[BEGIN]
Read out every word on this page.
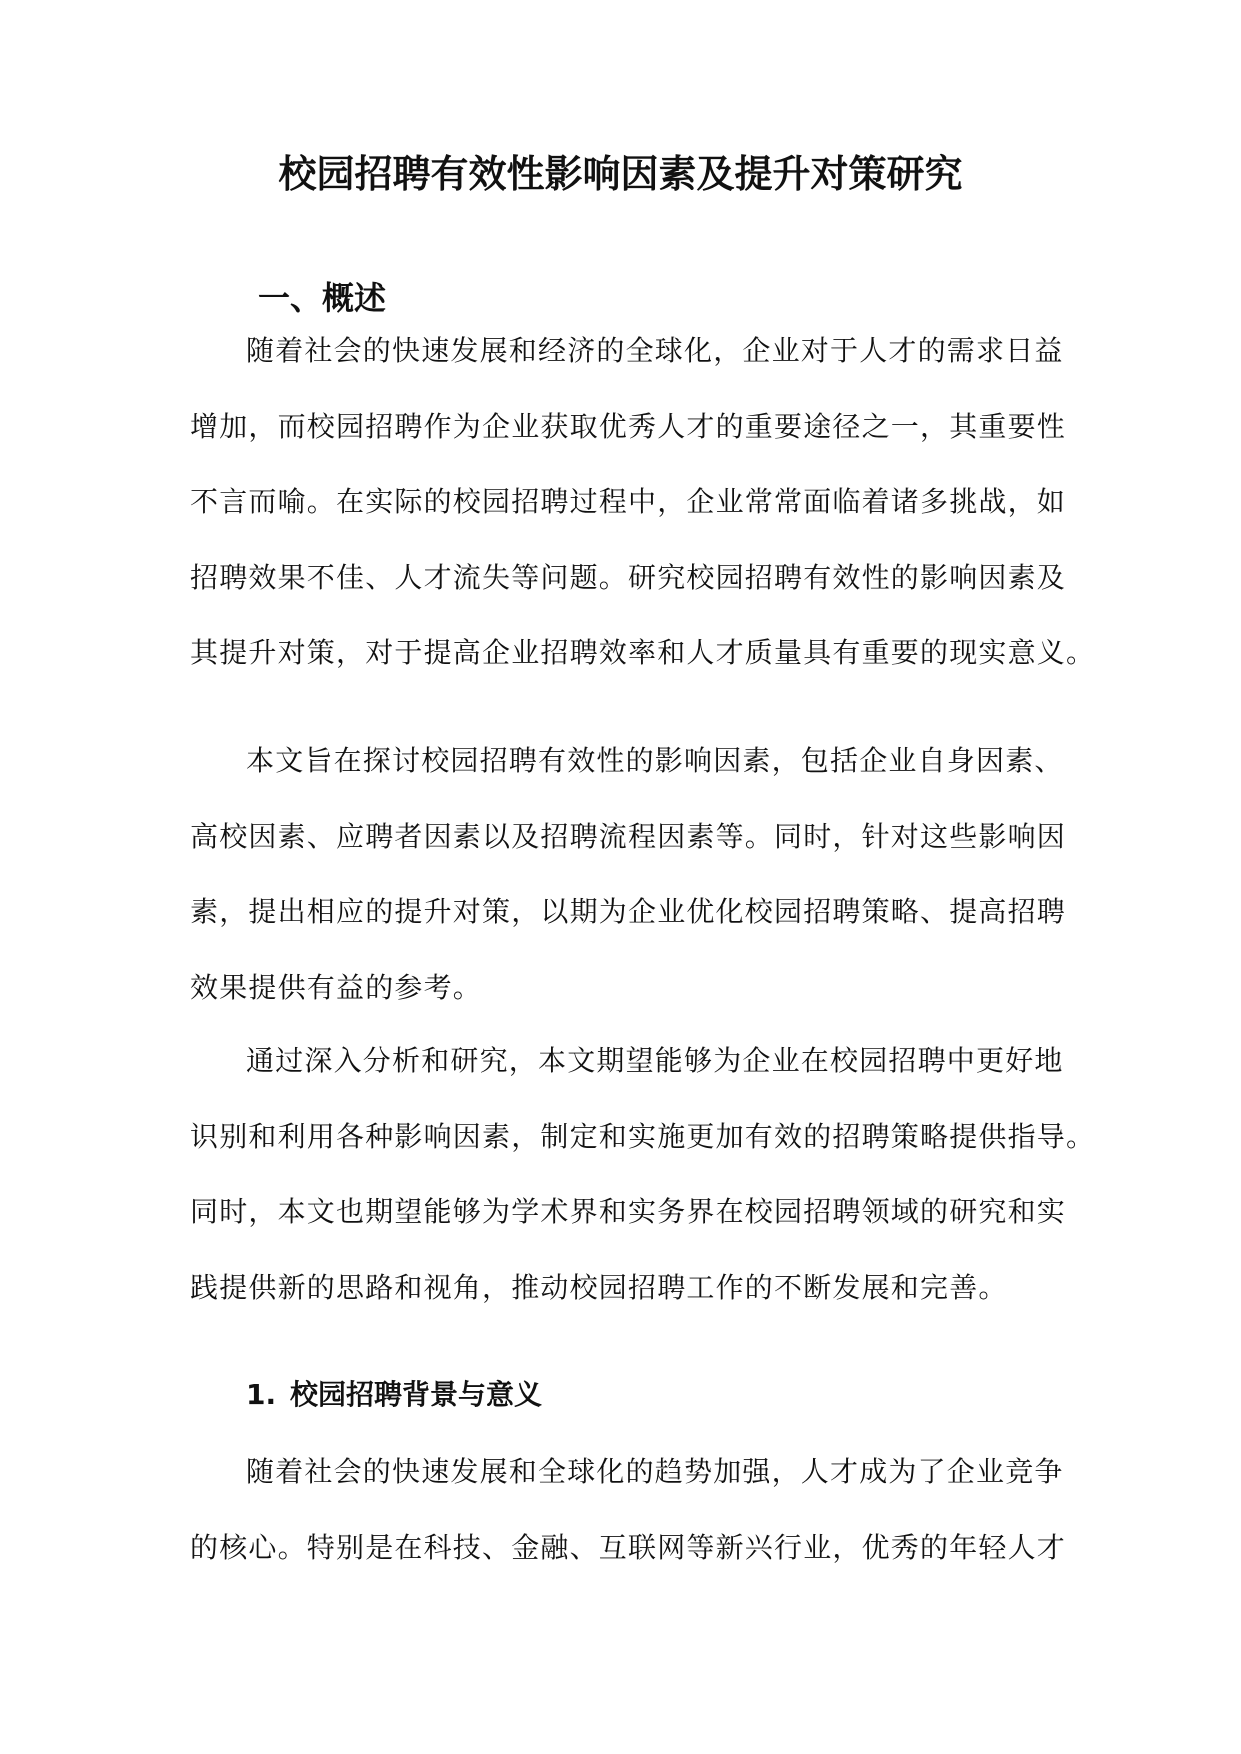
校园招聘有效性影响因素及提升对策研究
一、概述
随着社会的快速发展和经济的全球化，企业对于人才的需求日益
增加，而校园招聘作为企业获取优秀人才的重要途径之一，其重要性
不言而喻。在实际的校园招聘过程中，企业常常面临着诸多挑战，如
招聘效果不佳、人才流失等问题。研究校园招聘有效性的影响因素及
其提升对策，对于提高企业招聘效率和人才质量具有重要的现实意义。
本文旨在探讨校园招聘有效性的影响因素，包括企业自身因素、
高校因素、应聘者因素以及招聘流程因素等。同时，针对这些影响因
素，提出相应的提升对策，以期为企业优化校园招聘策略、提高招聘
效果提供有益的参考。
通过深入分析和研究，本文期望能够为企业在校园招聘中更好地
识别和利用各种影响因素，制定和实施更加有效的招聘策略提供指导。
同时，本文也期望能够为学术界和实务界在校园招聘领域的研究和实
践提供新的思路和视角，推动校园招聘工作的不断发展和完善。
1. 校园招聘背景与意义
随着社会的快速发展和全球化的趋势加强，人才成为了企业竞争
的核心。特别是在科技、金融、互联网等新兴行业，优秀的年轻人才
[END]
→ Do this: Leave images out of the retyped records; keep all else exact.

→ Result:
Read out every word on this page.
校园招聘有效性影响因素及提升对策研究
一、概述
随着社会的快速发展和经济的全球化，企业对于人才的需求日益
增加，而校园招聘作为企业获取优秀人才的重要途径之一，其重要性
不言而喻。在实际的校园招聘过程中，企业常常面临着诸多挑战，如
招聘效果不佳、人才流失等问题。研究校园招聘有效性的影响因素及
其提升对策，对于提高企业招聘效率和人才质量具有重要的现实意义。
本文旨在探讨校园招聘有效性的影响因素，包括企业自身因素、
高校因素、应聘者因素以及招聘流程因素等。同时，针对这些影响因
素，提出相应的提升对策，以期为企业优化校园招聘策略、提高招聘
效果提供有益的参考。
通过深入分析和研究，本文期望能够为企业在校园招聘中更好地
识别和利用各种影响因素，制定和实施更加有效的招聘策略提供指导。
同时，本文也期望能够为学术界和实务界在校园招聘领域的研究和实
践提供新的思路和视角，推动校园招聘工作的不断发展和完善。
1. 校园招聘背景与意义
随着社会的快速发展和全球化的趋势加强，人才成为了企业竞争
的核心。特别是在科技、金融、互联网等新兴行业，优秀的年轻人才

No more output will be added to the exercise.